### Exercise inputs ###
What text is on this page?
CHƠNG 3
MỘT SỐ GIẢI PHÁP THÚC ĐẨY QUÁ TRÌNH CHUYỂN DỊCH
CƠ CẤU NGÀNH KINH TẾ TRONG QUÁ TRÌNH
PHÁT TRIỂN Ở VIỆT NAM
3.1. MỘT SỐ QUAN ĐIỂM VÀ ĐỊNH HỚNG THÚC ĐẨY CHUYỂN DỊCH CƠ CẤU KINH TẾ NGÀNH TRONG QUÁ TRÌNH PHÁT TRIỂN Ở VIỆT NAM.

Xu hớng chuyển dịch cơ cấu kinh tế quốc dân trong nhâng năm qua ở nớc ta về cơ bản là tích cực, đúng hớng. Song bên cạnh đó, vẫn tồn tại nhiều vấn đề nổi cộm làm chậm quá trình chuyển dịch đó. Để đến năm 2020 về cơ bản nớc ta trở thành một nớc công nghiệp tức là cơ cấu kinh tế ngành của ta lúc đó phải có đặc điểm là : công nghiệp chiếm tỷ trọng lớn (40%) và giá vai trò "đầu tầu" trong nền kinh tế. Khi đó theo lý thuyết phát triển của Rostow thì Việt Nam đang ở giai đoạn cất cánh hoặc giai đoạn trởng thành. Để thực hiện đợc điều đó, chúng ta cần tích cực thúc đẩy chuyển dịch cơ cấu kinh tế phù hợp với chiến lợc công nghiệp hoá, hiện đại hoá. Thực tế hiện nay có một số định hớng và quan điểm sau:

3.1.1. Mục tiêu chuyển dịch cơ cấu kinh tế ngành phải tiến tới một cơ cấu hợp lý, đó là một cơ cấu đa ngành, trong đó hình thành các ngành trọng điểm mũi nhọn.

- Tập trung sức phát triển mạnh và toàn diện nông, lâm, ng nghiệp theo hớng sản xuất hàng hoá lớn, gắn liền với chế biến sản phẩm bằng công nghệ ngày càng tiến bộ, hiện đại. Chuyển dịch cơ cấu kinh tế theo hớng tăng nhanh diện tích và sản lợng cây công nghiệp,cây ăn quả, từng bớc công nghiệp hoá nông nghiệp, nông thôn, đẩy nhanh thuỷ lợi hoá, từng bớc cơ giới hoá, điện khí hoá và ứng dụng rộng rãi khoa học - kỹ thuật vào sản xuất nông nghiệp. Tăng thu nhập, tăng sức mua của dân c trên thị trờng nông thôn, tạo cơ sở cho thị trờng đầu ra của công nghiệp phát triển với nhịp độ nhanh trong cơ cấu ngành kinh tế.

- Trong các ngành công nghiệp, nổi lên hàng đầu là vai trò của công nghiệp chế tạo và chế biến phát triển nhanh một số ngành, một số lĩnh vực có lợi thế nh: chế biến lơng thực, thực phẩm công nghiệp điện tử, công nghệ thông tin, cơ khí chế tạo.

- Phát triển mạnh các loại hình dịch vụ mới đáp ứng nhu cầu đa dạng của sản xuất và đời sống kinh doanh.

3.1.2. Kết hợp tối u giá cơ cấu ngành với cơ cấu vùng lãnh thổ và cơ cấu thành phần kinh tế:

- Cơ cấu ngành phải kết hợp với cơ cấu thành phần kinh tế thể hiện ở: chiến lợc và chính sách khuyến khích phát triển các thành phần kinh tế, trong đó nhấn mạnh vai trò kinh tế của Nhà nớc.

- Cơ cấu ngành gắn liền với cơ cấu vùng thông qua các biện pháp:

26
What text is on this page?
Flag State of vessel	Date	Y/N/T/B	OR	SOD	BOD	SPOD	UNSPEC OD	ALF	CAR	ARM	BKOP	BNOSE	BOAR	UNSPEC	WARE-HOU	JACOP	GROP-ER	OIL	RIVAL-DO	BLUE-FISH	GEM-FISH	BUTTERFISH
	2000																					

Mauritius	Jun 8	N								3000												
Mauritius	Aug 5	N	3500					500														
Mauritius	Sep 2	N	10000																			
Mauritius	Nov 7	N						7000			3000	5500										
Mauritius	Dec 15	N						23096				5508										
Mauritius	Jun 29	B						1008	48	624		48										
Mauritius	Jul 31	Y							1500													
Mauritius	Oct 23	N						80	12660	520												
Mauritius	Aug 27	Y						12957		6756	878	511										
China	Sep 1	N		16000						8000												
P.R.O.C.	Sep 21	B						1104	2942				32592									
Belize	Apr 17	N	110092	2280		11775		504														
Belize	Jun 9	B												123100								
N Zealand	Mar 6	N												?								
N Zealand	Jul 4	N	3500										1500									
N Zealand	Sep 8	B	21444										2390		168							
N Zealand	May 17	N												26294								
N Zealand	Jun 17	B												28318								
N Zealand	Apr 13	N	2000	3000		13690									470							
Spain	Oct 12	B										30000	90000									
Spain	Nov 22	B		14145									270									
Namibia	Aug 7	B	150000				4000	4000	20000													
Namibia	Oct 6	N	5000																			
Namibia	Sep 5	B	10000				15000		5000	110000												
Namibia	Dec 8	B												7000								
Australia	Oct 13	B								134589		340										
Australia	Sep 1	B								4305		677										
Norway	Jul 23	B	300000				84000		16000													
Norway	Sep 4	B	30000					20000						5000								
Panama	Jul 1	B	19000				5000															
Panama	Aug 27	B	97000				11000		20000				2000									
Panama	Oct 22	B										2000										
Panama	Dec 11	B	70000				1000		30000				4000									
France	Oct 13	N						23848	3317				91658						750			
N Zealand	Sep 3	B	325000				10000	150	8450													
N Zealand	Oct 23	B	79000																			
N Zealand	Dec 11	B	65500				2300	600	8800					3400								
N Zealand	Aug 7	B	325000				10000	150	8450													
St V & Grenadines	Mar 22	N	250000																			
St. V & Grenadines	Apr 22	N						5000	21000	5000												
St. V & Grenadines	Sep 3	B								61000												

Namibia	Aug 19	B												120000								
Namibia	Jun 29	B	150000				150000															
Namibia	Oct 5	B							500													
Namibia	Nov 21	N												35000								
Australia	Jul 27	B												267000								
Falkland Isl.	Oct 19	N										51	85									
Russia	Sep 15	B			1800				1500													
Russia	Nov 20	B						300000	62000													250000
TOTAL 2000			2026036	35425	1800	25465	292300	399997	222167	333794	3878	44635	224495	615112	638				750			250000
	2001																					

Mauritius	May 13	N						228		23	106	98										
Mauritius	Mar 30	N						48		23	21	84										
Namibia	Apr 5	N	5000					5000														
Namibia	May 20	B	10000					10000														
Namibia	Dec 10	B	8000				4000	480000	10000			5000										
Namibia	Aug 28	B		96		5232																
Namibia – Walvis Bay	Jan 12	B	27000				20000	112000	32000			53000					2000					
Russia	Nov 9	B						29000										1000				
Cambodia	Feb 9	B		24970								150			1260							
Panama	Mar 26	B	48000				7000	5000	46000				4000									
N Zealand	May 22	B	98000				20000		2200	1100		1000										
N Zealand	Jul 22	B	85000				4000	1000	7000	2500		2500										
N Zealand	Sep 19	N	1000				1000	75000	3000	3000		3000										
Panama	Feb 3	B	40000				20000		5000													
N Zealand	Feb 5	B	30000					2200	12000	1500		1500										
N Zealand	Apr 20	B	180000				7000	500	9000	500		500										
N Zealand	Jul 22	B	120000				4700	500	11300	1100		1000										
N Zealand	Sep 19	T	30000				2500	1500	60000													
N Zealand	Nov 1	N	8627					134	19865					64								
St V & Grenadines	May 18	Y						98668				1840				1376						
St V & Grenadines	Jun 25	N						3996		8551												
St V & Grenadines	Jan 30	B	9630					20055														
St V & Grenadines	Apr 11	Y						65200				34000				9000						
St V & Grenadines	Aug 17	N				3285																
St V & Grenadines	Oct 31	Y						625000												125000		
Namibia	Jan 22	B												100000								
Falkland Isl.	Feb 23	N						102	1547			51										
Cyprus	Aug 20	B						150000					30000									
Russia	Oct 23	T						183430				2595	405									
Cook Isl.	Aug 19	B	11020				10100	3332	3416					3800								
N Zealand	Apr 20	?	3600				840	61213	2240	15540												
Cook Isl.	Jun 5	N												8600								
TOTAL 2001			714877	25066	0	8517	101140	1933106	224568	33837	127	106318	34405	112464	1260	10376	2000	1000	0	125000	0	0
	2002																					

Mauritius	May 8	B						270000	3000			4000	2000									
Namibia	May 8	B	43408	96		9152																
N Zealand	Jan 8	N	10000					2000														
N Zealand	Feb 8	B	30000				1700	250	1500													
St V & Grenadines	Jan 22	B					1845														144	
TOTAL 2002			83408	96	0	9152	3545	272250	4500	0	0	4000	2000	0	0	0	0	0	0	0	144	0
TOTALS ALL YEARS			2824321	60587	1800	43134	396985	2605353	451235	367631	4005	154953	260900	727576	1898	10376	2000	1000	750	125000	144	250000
###
| Exercise |
From the data above, pick out each line containing "Spain" and copy it.

| Solution to this exercise |
Spain	Oct 12	B										30000	90000									
Spain	Nov 22	B		14145									270									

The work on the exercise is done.